----- Listed entries

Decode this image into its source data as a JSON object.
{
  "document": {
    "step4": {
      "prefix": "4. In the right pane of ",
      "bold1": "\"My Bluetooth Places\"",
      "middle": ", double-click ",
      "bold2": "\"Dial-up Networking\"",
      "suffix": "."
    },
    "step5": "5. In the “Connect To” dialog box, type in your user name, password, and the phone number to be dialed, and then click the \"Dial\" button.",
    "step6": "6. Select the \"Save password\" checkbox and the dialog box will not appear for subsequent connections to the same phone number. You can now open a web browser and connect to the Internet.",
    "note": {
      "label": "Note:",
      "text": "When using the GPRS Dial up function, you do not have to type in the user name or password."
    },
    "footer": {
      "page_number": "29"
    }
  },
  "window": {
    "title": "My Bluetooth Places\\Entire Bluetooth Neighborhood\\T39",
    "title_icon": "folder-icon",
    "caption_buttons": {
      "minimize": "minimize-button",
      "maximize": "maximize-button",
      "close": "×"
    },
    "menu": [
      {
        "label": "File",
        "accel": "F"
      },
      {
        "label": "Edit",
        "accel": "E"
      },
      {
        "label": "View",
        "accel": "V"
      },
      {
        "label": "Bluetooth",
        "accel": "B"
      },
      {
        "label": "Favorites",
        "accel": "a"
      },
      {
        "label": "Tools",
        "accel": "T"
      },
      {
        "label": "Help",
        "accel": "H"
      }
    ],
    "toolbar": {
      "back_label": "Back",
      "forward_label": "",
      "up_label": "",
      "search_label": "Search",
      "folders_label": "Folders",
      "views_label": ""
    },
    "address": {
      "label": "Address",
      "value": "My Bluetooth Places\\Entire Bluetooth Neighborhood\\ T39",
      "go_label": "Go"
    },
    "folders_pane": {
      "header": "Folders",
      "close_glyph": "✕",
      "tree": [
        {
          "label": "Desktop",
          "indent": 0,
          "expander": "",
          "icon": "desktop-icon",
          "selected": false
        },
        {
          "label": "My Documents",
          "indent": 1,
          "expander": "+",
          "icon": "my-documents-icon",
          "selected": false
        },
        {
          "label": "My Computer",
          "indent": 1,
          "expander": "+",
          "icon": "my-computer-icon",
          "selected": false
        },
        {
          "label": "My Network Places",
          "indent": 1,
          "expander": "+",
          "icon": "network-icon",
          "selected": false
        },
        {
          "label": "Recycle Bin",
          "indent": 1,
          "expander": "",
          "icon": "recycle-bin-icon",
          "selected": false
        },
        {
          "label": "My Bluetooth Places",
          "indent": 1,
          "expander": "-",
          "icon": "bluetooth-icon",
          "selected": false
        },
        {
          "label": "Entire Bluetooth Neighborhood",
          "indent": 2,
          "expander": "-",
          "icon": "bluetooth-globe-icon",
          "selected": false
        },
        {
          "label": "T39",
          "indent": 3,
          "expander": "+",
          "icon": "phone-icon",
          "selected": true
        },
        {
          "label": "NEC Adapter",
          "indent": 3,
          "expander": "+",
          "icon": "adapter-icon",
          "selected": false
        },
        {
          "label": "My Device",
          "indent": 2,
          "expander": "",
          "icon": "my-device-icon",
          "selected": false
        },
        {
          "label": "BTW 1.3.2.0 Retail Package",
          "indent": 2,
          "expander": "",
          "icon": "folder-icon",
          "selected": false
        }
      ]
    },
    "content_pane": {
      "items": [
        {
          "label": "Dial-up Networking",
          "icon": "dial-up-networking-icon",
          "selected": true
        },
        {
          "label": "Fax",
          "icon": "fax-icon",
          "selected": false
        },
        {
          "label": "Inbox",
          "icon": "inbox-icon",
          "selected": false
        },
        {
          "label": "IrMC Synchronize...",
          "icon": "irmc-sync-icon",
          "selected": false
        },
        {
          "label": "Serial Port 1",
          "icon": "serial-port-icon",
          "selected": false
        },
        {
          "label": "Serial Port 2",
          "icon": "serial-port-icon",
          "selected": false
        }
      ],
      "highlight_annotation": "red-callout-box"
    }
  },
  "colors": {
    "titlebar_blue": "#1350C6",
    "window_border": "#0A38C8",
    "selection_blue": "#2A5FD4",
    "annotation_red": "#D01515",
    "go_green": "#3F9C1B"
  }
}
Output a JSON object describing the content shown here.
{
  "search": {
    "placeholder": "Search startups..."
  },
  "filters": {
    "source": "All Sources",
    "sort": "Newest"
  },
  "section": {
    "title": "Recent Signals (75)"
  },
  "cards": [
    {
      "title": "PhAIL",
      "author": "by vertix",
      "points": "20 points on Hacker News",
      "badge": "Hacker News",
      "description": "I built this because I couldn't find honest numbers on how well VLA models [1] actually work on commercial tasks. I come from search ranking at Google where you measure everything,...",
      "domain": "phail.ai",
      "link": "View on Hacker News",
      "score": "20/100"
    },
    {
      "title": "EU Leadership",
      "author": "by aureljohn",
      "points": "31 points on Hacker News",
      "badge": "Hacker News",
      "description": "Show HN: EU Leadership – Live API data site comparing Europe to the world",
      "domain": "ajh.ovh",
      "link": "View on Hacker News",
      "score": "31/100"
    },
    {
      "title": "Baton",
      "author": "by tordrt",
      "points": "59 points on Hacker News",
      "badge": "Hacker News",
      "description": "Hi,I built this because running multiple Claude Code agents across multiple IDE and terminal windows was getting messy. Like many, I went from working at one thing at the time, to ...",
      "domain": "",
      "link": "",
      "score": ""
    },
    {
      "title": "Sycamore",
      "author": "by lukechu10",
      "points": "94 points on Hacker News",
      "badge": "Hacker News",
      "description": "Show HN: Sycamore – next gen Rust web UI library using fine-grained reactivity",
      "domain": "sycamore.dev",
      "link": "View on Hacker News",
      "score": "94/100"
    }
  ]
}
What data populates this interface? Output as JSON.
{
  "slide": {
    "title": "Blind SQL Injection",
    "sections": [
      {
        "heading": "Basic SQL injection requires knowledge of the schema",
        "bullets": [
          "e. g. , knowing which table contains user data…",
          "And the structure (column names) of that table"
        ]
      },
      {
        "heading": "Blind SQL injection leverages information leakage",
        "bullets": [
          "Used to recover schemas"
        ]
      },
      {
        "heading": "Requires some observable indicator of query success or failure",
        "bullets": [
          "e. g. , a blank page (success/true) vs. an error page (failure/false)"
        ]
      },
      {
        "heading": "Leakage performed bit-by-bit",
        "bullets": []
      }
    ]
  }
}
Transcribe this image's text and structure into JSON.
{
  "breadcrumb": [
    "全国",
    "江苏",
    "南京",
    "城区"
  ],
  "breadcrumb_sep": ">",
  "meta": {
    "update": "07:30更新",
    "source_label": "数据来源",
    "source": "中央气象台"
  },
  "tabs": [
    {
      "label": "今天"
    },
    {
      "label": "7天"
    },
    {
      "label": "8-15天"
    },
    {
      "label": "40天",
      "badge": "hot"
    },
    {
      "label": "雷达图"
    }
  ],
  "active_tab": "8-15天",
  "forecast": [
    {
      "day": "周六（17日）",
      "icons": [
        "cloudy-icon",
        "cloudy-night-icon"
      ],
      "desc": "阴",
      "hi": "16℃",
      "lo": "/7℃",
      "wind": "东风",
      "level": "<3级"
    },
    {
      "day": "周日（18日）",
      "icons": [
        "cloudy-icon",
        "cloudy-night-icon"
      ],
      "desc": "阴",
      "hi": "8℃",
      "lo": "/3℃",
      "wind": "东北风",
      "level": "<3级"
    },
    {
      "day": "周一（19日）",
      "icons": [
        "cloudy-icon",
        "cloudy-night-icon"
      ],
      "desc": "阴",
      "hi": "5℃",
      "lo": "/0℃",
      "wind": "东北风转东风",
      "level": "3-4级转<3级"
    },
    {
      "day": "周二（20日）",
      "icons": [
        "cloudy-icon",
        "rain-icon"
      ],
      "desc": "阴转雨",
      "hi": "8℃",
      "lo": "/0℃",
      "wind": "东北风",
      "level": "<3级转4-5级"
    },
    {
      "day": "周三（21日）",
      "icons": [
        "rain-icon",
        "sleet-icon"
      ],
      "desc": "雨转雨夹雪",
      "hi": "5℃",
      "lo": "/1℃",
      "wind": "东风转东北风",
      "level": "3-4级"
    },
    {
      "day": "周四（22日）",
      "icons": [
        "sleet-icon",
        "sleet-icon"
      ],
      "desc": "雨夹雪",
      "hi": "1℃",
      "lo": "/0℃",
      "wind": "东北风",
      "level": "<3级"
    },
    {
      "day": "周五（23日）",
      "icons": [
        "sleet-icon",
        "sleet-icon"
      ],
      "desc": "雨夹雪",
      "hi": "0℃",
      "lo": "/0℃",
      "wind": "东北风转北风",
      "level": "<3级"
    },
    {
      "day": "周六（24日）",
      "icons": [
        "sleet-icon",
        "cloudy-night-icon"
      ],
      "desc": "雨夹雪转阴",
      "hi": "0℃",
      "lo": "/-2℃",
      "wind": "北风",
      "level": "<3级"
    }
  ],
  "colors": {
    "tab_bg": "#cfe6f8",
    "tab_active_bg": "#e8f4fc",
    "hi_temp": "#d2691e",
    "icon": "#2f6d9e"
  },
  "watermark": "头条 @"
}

----------

__What you are asked to do__.
Look through the records and gather every line containing "structure".

__Exercise solution__.
          "And the structure (column names) of that table"
Transcribe this image's text and structure into JSON.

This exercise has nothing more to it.